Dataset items
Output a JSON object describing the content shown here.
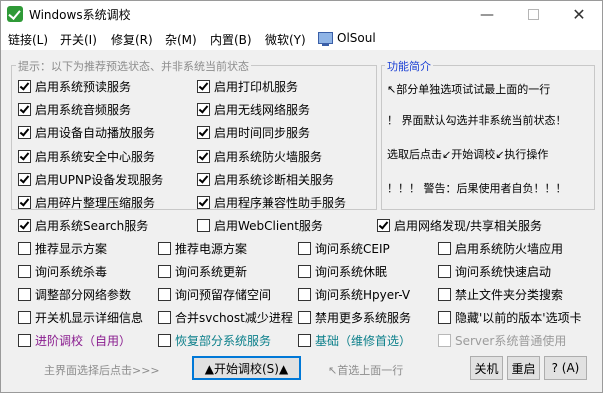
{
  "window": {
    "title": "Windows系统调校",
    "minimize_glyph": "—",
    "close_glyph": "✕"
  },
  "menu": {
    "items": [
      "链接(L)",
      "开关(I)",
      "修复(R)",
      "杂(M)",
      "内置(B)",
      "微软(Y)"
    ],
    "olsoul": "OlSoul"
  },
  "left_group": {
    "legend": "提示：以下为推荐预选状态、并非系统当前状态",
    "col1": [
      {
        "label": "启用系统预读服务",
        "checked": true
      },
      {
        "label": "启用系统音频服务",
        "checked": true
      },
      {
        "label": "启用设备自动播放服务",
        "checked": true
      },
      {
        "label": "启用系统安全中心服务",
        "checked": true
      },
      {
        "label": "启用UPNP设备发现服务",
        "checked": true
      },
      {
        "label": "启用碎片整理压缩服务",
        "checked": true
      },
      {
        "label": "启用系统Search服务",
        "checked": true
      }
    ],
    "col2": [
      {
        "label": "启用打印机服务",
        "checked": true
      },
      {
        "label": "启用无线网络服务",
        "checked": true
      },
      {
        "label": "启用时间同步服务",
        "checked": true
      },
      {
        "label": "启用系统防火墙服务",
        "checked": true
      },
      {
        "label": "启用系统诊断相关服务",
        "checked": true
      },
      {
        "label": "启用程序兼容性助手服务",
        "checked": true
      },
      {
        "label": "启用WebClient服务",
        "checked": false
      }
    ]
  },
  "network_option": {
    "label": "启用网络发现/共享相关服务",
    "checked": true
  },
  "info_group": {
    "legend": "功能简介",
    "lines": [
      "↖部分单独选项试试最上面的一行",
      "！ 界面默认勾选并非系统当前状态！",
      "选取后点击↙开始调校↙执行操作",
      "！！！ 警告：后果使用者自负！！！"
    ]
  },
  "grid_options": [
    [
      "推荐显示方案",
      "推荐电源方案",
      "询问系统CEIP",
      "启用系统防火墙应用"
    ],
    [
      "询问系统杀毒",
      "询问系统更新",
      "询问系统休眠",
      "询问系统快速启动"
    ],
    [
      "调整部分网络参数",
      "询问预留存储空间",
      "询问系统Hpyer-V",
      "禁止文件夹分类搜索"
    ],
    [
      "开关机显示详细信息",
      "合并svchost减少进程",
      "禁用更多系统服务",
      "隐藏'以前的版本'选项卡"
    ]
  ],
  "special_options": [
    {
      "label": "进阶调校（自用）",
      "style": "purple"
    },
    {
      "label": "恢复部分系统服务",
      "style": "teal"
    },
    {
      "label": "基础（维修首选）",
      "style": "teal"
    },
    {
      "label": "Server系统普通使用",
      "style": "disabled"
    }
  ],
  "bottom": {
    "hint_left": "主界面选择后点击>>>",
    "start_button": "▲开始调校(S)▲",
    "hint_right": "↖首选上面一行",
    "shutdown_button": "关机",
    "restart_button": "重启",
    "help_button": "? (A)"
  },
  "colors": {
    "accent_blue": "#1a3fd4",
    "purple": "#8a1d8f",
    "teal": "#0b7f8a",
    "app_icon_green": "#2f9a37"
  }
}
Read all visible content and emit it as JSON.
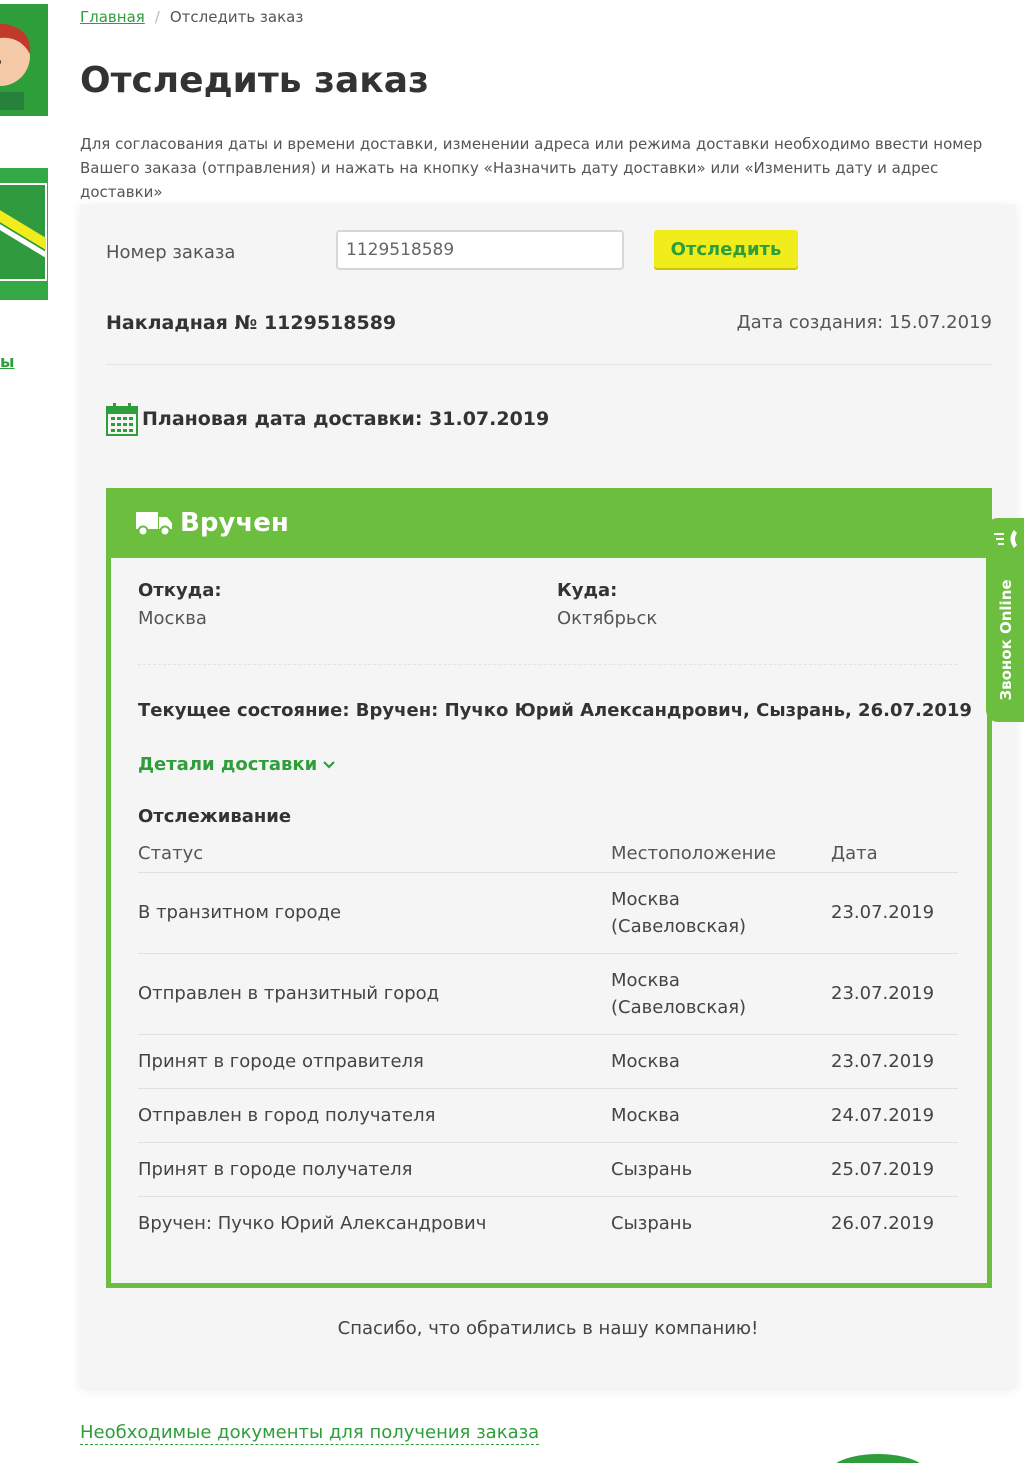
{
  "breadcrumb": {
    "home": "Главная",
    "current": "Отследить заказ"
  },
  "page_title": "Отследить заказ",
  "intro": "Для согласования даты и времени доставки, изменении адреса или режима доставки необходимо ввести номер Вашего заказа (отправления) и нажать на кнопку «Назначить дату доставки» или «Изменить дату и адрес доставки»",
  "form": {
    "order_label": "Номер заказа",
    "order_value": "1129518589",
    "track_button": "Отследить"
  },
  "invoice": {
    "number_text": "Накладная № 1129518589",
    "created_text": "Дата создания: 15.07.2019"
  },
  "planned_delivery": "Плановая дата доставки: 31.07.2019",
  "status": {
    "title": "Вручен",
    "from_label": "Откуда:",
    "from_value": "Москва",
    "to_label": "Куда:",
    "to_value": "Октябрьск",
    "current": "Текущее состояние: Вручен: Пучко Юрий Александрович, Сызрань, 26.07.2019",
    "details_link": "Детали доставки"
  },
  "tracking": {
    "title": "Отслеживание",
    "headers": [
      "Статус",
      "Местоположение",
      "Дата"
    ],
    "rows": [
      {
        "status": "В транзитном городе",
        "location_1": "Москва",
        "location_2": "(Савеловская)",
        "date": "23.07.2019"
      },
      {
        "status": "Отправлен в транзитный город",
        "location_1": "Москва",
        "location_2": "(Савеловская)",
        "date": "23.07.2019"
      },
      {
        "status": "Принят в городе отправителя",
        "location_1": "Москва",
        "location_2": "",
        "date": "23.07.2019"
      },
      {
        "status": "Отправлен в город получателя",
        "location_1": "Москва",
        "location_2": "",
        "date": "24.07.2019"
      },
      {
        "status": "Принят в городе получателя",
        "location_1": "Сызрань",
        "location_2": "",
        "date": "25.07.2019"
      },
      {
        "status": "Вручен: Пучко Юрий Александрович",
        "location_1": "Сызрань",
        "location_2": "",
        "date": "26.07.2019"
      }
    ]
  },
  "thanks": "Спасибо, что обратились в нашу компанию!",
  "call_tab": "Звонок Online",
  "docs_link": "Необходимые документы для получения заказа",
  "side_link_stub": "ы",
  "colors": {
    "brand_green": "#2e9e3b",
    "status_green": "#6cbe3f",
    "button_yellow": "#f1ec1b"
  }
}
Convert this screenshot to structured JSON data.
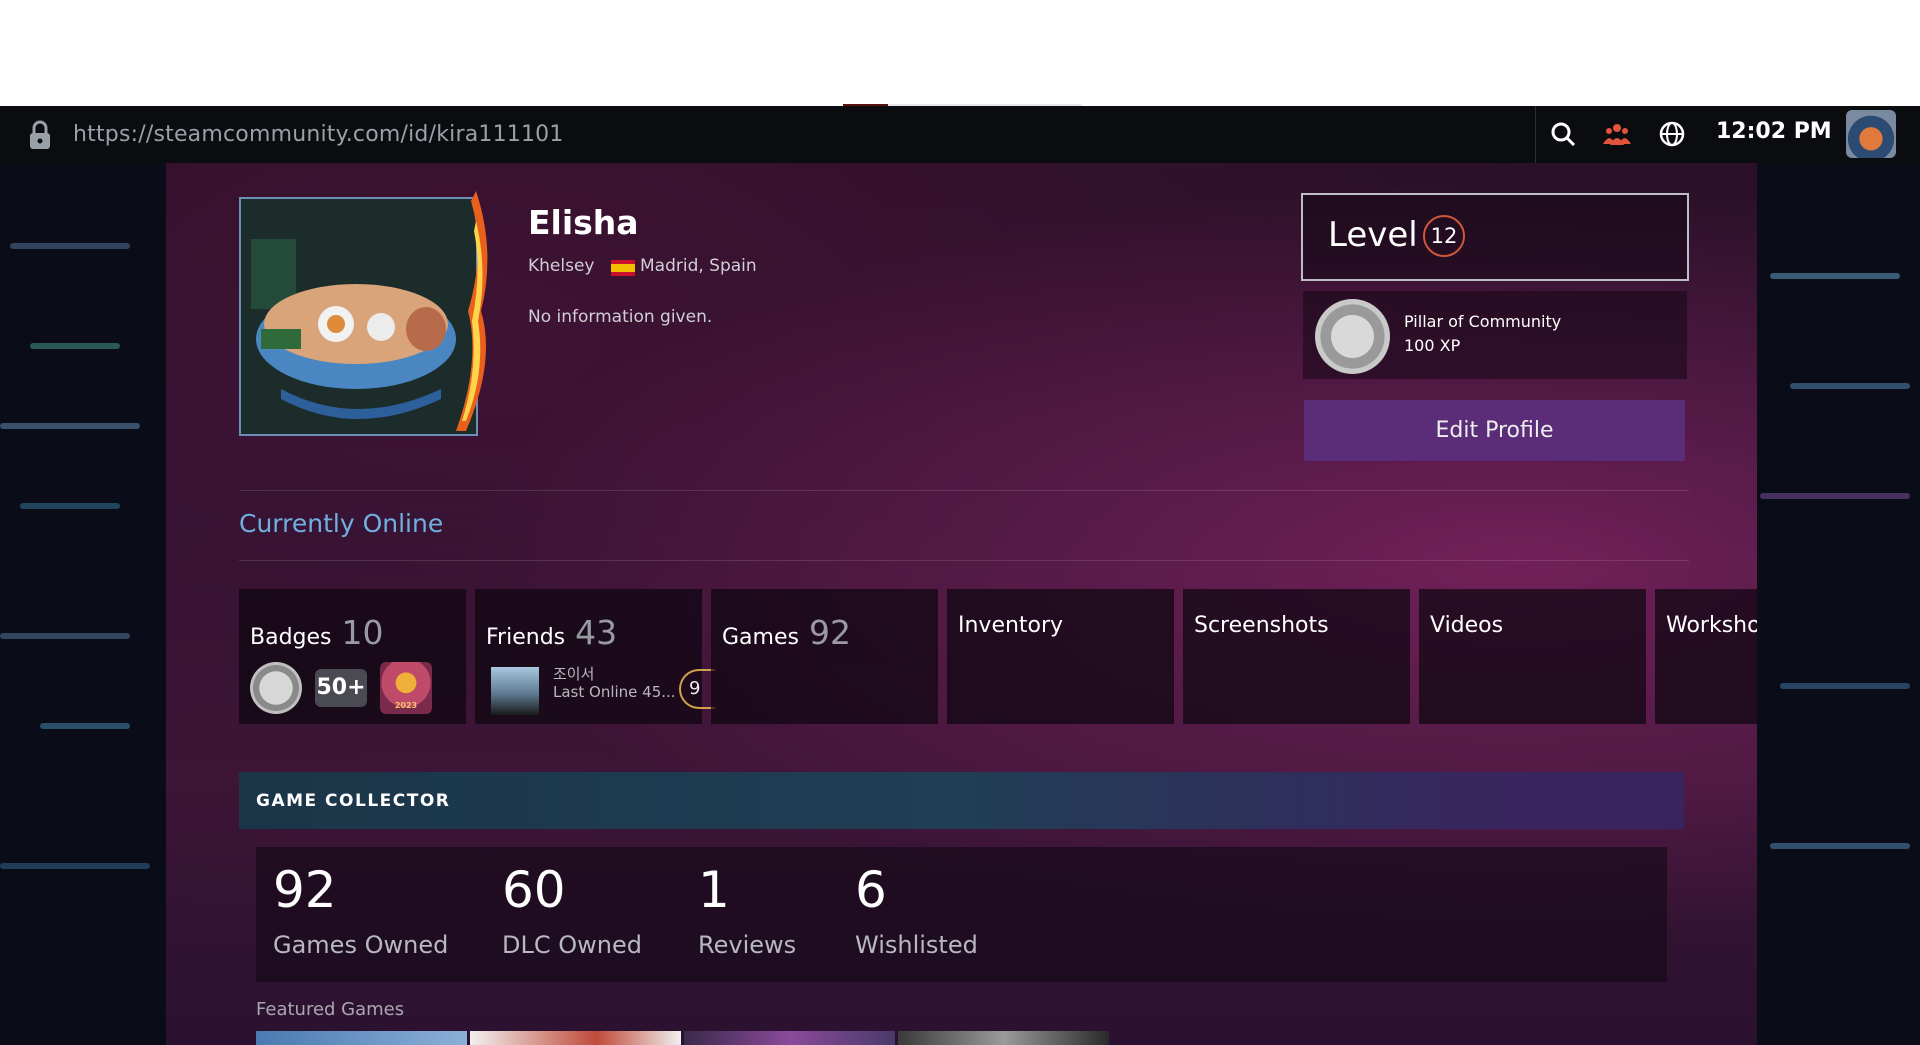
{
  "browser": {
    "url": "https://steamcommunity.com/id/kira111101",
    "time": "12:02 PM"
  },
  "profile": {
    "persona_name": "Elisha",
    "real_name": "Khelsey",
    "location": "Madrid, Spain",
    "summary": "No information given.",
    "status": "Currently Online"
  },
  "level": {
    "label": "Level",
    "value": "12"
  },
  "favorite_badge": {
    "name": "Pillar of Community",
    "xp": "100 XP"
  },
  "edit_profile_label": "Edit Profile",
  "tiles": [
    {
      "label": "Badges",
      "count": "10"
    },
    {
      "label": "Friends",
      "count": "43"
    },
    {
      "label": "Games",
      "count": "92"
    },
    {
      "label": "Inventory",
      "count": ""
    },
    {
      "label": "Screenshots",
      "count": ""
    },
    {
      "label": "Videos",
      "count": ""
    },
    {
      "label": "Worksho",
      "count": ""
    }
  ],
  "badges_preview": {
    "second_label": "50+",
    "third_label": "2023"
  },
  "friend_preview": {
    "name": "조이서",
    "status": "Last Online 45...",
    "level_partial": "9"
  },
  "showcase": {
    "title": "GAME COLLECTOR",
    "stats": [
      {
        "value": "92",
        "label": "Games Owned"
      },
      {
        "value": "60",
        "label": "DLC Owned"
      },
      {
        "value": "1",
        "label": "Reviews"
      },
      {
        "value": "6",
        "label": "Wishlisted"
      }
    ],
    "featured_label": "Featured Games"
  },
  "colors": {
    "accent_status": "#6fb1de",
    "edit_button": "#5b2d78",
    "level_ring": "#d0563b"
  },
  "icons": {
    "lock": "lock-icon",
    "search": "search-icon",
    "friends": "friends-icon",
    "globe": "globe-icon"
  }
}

■ WHAT YOU WILL DO ■
Strip out the images, then output the records above word for word.

■ SOLUTION TO THIS TASK ■
Output a JSON object describing the content shown here.
{
  "window": {
    "title": "Windows系统调校",
    "minimize_glyph": "—",
    "close_glyph": "✕"
  },
  "menu": {
    "items": [
      "链接(L)",
      "开关(I)",
      "修复(R)",
      "杂(M)",
      "内置(B)",
      "微软(Y)"
    ],
    "olsoul": "OlSoul"
  },
  "left_group": {
    "legend": "提示：以下为推荐预选状态、并非系统当前状态",
    "col1": [
      {
        "label": "启用系统预读服务",
        "checked": true
      },
      {
        "label": "启用系统音频服务",
        "checked": true
      },
      {
        "label": "启用设备自动播放服务",
        "checked": true
      },
      {
        "label": "启用系统安全中心服务",
        "checked": true
      },
      {
        "label": "启用UPNP设备发现服务",
        "checked": true
      },
      {
        "label": "启用碎片整理压缩服务",
        "checked": true
      },
      {
        "label": "启用系统Search服务",
        "checked": true
      }
    ],
    "col2": [
      {
        "label": "启用打印机服务",
        "checked": true
      },
      {
        "label": "启用无线网络服务",
        "checked": true
      },
      {
        "label": "启用时间同步服务",
        "checked": true
      },
      {
        "label": "启用系统防火墙服务",
        "checked": true
      },
      {
        "label": "启用系统诊断相关服务",
        "checked": true
      },
      {
        "label": "启用程序兼容性助手服务",
        "checked": true
      },
      {
        "label": "启用WebClient服务",
        "checked": false
      }
    ]
  },
  "network_option": {
    "label": "启用网络发现/共享相关服务",
    "checked": true
  },
  "info_group": {
    "legend": "功能简介",
    "lines": [
      "↖部分单独选项试试最上面的一行",
      "！ 界面默认勾选并非系统当前状态！",
      "选取后点击↙开始调校↙执行操作",
      "！！！ 警告：后果使用者自负！！！"
    ]
  },
  "grid_options": [
    [
      "推荐显示方案",
      "推荐电源方案",
      "询问系统CEIP",
      "启用系统防火墙应用"
    ],
    [
      "询问系统杀毒",
      "询问系统更新",
      "询问系统休眠",
      "询问系统快速启动"
    ],
    [
      "调整部分网络参数",
      "询问预留存储空间",
      "询问系统Hpyer-V",
      "禁止文件夹分类搜索"
    ],
    [
      "开关机显示详细信息",
      "合并svchost减少进程",
      "禁用更多系统服务",
      "隐藏'以前的版本'选项卡"
    ]
  ],
  "special_options": [
    {
      "label": "进阶调校（自用）",
      "style": "purple"
    },
    {
      "label": "恢复部分系统服务",
      "style": "teal"
    },
    {
      "label": "基础（维修首选）",
      "style": "teal"
    },
    {
      "label": "Server系统普通使用",
      "style": "disabled"
    }
  ],
  "bottom": {
    "hint_left": "主界面选择后点击>>>",
    "start_button": "▲开始调校(S)▲",
    "hint_right": "↖首选上面一行",
    "shutdown_button": "关机",
    "restart_button": "重启",
    "help_button": "? (A)"
  },
  "colors": {
    "accent_blue": "#1a3fd4",
    "purple": "#8a1d8f",
    "teal": "#0b7f8a",
    "app_icon_green": "#2f9a37"
  }
}
Read all visible content and emit it as JSON.
{
  "breadcrumb": {
    "home": "Главная",
    "current": "Отследить заказ"
  },
  "page_title": "Отследить заказ",
  "intro": "Для согласования даты и времени доставки, изменении адреса или режима доставки необходимо ввести номер Вашего заказа (отправления) и нажать на кнопку «Назначить дату доставки» или «Изменить дату и адрес доставки»",
  "form": {
    "order_label": "Номер заказа",
    "order_value": "1129518589",
    "track_button": "Отследить"
  },
  "invoice": {
    "number_text": "Накладная № 1129518589",
    "created_text": "Дата создания: 15.07.2019"
  },
  "planned_delivery": "Плановая дата доставки: 31.07.2019",
  "status": {
    "title": "Вручен",
    "from_label": "Откуда:",
    "from_value": "Москва",
    "to_label": "Куда:",
    "to_value": "Октябрьск",
    "current": "Текущее состояние: Вручен: Пучко Юрий Александрович, Сызрань, 26.07.2019",
    "details_link": "Детали доставки"
  },
  "tracking": {
    "title": "Отслеживание",
    "headers": [
      "Статус",
      "Местоположение",
      "Дата"
    ],
    "rows": [
      {
        "status": "В транзитном городе",
        "location_1": "Москва",
        "location_2": "(Савеловская)",
        "date": "23.07.2019"
      },
      {
        "status": "Отправлен в транзитный город",
        "location_1": "Москва",
        "location_2": "(Савеловская)",
        "date": "23.07.2019"
      },
      {
        "status": "Принят в городе отправителя",
        "location_1": "Москва",
        "location_2": "",
        "date": "23.07.2019"
      },
      {
        "status": "Отправлен в город получателя",
        "location_1": "Москва",
        "location_2": "",
        "date": "24.07.2019"
      },
      {
        "status": "Принят в городе получателя",
        "location_1": "Сызрань",
        "location_2": "",
        "date": "25.07.2019"
      },
      {
        "status": "Вручен: Пучко Юрий Александрович",
        "location_1": "Сызрань",
        "location_2": "",
        "date": "26.07.2019"
      }
    ]
  },
  "thanks": "Спасибо, что обратились в нашу компанию!",
  "call_tab": "Звонок Online",
  "docs_link": "Необходимые документы для получения заказа",
  "side_link_stub": "ы",
  "colors": {
    "brand_green": "#2e9e3b",
    "status_green": "#6cbe3f",
    "button_yellow": "#f1ec1b"
  }
}
Convert this screenshot to structured JSON data.
{
  "browser": {
    "url": "https://steamcommunity.com/id/kira111101",
    "time": "12:02 PM"
  },
  "profile": {
    "persona_name": "Elisha",
    "real_name": "Khelsey",
    "location": "Madrid, Spain",
    "summary": "No information given.",
    "status": "Currently Online"
  },
  "level": {
    "label": "Level",
    "value": "12"
  },
  "favorite_badge": {
    "name": "Pillar of Community",
    "xp": "100 XP"
  },
  "edit_profile_label": "Edit Profile",
  "tiles": [
    {
      "label": "Badges",
      "count": "10"
    },
    {
      "label": "Friends",
      "count": "43"
    },
    {
      "label": "Games",
      "count": "92"
    },
    {
      "label": "Inventory",
      "count": ""
    },
    {
      "label": "Screenshots",
      "count": ""
    },
    {
      "label": "Videos",
      "count": ""
    },
    {
      "label": "Worksho",
      "count": ""
    }
  ],
  "badges_preview": {
    "second_label": "50+",
    "third_label": "2023"
  },
  "friend_preview": {
    "name": "조이서",
    "status": "Last Online 45...",
    "level_partial": "9"
  },
  "showcase": {
    "title": "GAME COLLECTOR",
    "stats": [
      {
        "value": "92",
        "label": "Games Owned"
      },
      {
        "value": "60",
        "label": "DLC Owned"
      },
      {
        "value": "1",
        "label": "Reviews"
      },
      {
        "value": "6",
        "label": "Wishlisted"
      }
    ],
    "featured_label": "Featured Games"
  },
  "colors": {
    "accent_status": "#6fb1de",
    "edit_button": "#5b2d78",
    "level_ring": "#d0563b"
  },
  "icons": {
    "lock": "lock-icon",
    "search": "search-icon",
    "friends": "friends-icon",
    "globe": "globe-icon"
  }
}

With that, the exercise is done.